**WORK REQUIRED:** Scan the data below for the string "Creek". Show every line where it turns up.

Structured figure records:

*****

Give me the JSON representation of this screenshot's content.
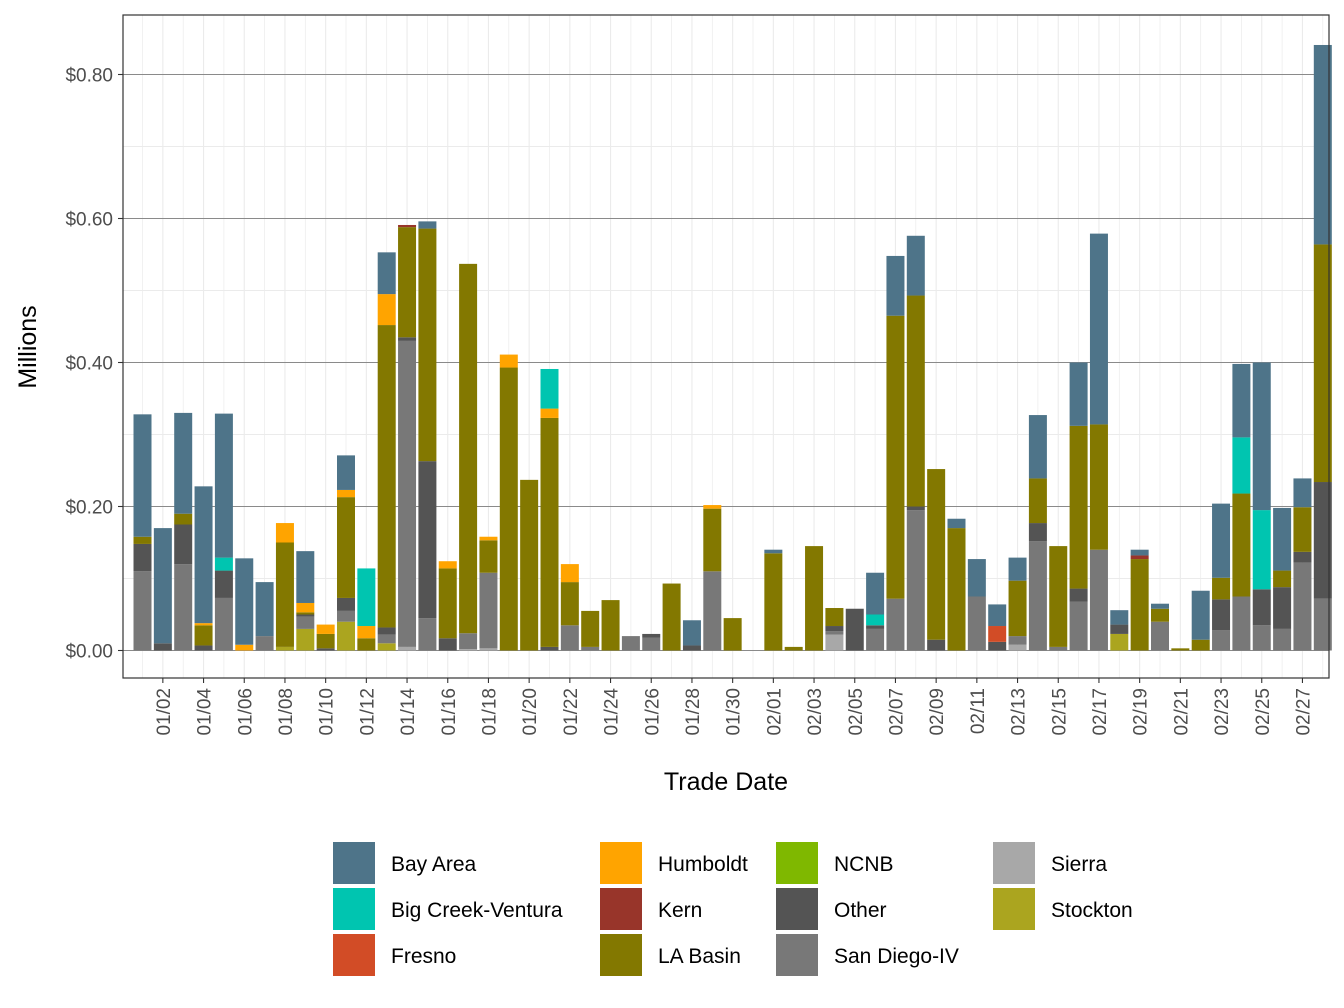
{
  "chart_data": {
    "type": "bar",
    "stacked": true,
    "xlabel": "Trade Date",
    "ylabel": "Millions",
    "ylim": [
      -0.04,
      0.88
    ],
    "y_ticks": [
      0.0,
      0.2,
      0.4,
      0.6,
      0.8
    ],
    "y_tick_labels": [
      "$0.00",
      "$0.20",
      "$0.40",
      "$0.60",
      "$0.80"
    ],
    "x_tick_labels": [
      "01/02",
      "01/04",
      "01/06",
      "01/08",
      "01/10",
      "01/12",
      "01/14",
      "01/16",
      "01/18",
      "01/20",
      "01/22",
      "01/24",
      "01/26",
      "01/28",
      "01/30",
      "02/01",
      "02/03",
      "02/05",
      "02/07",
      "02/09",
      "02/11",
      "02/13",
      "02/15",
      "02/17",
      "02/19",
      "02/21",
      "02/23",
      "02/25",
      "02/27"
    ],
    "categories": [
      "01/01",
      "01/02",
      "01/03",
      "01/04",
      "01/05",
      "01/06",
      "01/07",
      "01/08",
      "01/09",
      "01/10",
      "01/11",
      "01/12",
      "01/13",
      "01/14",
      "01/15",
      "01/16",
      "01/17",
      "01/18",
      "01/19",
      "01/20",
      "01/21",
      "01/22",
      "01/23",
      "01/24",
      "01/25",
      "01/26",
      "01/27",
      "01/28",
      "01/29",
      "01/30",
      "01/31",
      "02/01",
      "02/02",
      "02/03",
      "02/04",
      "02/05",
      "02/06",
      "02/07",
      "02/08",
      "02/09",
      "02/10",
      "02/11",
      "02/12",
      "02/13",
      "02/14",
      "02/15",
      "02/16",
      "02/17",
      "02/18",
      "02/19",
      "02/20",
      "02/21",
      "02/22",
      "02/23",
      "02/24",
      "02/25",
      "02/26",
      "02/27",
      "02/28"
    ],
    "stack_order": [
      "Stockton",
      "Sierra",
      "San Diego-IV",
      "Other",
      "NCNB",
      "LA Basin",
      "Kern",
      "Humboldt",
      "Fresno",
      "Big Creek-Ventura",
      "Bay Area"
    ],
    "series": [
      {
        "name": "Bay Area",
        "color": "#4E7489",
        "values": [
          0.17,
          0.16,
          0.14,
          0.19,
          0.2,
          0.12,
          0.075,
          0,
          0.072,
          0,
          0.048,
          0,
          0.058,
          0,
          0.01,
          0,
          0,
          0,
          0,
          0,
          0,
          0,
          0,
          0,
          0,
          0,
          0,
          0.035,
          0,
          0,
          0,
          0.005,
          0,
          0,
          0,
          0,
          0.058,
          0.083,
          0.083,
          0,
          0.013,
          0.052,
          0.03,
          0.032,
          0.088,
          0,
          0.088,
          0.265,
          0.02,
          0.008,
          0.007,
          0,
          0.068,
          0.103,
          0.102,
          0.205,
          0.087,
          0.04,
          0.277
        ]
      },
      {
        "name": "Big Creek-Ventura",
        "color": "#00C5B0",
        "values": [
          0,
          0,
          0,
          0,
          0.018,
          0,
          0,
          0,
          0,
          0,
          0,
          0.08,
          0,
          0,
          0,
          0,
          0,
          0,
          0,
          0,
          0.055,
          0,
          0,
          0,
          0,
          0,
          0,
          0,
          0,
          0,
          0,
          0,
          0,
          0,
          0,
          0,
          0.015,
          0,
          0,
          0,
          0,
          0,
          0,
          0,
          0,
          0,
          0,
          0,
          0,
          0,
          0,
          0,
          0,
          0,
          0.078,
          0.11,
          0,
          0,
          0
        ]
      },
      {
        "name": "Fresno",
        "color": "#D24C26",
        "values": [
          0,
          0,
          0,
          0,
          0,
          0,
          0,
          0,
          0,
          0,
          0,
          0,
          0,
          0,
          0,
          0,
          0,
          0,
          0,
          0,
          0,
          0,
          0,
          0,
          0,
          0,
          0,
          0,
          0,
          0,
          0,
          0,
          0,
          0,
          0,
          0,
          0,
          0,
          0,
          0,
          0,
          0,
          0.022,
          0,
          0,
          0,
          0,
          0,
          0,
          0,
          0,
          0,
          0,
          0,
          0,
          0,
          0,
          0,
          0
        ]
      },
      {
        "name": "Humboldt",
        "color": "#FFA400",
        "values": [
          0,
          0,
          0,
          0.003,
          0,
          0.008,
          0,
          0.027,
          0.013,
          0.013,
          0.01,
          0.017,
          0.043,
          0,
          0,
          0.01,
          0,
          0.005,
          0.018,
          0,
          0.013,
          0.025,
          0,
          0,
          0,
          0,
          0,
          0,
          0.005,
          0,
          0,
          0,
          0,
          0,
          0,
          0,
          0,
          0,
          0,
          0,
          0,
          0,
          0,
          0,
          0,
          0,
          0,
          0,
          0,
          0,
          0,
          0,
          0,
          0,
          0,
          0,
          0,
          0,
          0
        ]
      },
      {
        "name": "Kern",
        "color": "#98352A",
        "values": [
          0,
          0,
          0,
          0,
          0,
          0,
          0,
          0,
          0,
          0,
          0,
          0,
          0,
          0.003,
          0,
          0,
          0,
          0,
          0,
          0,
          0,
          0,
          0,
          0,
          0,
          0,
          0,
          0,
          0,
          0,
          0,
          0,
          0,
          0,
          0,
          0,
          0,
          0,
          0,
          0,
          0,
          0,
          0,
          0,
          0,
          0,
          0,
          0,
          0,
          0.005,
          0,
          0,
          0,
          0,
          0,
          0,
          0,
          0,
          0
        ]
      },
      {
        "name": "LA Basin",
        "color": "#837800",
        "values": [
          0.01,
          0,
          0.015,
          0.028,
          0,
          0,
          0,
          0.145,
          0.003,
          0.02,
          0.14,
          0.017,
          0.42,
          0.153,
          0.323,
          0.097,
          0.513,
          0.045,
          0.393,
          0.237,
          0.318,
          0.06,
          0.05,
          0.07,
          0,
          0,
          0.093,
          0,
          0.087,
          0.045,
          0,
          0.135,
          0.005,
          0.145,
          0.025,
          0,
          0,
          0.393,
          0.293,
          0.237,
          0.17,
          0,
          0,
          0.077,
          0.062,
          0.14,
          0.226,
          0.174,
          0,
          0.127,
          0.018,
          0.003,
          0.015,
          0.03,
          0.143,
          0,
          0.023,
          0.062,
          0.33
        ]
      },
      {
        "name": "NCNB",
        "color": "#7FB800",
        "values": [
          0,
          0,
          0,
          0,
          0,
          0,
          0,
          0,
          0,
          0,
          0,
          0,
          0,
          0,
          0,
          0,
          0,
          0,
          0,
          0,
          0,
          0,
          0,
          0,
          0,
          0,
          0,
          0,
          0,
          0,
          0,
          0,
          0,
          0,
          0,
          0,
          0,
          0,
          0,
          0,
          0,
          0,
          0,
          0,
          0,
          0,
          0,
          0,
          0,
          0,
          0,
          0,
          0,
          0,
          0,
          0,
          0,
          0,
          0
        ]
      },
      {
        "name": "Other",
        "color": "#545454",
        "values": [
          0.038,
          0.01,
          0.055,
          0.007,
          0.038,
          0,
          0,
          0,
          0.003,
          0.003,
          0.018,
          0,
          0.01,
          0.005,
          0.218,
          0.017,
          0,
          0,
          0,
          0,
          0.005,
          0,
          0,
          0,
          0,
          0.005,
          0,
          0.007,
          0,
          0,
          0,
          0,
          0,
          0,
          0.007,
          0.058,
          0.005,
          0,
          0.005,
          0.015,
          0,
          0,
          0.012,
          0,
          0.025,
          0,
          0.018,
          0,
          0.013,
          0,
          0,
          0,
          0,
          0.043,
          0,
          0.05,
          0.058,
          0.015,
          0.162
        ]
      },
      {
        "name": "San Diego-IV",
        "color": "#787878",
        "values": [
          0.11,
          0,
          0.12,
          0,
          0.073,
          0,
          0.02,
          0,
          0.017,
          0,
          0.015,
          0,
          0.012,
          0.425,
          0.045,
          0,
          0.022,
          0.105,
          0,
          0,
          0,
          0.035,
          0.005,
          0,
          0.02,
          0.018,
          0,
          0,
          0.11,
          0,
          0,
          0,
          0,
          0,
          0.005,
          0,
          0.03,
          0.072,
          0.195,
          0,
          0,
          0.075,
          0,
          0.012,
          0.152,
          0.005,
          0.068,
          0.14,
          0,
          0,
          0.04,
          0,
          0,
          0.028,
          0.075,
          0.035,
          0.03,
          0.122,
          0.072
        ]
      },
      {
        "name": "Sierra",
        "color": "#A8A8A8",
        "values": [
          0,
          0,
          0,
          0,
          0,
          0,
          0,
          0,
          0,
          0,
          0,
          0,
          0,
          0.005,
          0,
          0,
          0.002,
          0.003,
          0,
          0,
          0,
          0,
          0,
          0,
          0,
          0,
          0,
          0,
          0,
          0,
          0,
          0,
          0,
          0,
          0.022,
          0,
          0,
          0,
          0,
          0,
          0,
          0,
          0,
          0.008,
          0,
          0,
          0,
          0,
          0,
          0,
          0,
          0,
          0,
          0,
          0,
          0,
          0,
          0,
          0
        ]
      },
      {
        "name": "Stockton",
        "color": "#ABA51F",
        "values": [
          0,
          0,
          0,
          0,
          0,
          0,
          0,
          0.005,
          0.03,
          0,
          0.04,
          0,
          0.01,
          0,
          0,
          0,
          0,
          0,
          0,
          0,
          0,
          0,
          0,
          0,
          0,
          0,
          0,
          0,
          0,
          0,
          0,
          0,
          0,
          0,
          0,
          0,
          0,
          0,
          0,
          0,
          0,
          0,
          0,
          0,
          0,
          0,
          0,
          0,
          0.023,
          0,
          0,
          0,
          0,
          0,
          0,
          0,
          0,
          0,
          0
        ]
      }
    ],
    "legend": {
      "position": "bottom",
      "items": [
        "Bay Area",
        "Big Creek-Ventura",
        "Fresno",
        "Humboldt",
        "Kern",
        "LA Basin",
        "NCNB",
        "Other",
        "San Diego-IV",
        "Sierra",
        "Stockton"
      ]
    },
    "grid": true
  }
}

*****

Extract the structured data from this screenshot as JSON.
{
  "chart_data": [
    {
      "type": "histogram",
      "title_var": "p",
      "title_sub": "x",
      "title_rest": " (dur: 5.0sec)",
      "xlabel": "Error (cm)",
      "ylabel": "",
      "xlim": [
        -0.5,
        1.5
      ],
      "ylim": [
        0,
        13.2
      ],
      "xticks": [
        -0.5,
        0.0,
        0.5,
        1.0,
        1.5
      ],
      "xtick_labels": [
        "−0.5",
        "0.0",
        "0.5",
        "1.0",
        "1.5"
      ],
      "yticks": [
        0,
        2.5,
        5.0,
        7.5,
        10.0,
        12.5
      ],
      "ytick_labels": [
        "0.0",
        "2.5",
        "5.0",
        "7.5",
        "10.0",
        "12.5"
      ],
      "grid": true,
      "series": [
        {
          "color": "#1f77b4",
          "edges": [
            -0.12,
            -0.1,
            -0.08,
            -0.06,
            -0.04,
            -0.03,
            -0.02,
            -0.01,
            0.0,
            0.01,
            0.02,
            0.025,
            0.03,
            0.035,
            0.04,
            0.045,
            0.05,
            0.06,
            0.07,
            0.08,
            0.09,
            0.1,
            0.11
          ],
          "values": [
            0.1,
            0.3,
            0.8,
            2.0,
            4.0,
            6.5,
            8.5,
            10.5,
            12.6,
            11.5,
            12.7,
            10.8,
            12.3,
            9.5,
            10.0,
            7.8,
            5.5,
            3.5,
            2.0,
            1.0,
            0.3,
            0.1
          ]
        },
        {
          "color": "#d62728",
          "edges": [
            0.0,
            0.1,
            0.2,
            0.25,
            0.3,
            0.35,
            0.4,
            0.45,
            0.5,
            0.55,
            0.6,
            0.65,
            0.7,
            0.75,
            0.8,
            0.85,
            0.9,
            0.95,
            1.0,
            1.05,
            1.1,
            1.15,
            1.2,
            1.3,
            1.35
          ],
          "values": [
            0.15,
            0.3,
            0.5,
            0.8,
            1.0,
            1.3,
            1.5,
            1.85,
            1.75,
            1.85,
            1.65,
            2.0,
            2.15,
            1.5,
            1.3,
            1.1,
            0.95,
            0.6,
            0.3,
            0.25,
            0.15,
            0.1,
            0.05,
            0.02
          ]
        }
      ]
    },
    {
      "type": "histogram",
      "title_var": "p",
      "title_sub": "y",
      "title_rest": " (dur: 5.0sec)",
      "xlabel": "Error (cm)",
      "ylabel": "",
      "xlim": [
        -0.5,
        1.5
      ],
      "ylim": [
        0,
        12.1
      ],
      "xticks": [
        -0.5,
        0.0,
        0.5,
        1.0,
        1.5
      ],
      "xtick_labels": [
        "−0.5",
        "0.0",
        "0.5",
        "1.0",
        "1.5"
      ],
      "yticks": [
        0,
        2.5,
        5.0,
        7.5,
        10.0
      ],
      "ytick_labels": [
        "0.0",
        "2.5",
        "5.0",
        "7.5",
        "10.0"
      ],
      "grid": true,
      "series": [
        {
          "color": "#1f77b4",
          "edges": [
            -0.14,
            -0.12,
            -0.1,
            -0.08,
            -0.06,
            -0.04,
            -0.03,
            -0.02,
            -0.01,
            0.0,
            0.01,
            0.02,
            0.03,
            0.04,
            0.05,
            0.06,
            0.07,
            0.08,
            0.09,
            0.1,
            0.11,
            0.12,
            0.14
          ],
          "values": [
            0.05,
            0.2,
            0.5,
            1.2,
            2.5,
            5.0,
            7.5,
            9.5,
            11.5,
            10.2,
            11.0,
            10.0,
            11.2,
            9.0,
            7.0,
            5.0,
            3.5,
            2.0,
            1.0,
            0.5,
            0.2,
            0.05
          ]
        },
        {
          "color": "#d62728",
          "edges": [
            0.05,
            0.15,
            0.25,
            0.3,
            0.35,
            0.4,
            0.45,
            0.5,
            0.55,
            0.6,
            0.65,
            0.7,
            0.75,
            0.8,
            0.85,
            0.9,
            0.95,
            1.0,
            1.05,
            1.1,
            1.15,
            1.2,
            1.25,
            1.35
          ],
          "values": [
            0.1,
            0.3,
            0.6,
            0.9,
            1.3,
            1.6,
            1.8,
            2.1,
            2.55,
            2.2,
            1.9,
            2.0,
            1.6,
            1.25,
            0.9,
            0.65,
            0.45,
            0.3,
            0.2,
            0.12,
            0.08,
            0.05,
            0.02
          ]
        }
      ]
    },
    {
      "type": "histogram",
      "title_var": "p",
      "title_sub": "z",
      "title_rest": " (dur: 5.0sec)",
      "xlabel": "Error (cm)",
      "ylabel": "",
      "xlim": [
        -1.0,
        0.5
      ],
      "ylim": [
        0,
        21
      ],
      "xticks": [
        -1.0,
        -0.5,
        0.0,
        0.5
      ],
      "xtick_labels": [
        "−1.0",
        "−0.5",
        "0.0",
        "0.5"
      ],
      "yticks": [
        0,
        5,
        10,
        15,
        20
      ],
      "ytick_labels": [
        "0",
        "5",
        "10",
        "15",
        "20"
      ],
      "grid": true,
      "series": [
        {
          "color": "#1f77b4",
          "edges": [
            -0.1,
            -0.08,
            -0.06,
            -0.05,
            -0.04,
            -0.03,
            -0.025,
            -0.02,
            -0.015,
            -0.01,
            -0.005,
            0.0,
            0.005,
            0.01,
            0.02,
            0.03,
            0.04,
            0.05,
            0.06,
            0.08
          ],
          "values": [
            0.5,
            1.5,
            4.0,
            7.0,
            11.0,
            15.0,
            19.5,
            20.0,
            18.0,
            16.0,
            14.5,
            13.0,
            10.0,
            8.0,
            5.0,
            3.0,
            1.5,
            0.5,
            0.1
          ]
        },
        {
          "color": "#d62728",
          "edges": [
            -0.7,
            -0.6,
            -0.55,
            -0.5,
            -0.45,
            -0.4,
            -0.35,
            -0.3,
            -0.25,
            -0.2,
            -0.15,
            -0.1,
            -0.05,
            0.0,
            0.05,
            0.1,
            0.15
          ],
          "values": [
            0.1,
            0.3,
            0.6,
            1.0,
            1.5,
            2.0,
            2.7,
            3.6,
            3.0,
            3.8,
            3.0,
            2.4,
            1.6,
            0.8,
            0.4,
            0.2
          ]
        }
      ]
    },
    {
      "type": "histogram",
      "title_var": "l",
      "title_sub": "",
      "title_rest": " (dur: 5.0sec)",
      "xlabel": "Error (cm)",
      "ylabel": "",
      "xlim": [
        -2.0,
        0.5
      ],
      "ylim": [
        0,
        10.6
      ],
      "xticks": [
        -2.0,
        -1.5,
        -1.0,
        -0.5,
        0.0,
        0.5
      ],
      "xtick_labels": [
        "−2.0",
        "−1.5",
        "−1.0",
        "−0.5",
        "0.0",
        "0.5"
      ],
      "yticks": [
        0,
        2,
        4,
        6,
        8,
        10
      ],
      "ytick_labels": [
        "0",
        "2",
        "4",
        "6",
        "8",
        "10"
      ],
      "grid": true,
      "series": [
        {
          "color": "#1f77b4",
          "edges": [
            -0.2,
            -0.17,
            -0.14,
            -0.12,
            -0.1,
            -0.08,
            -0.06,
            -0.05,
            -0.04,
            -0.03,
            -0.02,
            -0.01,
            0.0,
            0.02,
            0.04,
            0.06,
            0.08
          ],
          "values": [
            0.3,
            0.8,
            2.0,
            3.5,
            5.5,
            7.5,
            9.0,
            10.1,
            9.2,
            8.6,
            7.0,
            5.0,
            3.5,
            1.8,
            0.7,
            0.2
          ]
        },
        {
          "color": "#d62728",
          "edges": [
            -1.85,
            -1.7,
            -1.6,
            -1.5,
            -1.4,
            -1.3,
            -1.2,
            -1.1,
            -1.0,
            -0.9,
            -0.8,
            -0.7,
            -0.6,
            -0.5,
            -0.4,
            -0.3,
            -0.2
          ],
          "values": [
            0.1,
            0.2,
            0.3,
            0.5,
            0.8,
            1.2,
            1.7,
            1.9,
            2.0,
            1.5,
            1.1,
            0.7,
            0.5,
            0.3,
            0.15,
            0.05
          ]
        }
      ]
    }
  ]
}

*****

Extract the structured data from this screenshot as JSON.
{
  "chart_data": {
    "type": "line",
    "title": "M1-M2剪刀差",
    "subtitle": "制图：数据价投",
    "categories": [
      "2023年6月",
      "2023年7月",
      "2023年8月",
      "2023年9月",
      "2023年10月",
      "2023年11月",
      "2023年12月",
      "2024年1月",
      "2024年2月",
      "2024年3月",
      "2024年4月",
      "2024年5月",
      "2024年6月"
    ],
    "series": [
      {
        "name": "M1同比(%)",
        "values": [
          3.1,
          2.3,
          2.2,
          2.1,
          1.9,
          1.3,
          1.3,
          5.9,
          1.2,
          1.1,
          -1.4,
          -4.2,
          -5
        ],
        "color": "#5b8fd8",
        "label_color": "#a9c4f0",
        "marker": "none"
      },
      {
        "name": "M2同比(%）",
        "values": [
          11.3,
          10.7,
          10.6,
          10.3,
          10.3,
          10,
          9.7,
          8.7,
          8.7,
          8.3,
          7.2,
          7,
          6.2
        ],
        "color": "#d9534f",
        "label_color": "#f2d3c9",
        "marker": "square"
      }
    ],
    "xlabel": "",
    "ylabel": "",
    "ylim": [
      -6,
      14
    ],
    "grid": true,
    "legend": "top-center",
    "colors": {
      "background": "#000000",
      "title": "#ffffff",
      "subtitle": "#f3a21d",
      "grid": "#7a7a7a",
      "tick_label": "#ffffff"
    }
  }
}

*****

**REPLY:**
      "Big Creek-Ventura",
        "name": "Big Creek-Ventura",
        "Big Creek-Ventura",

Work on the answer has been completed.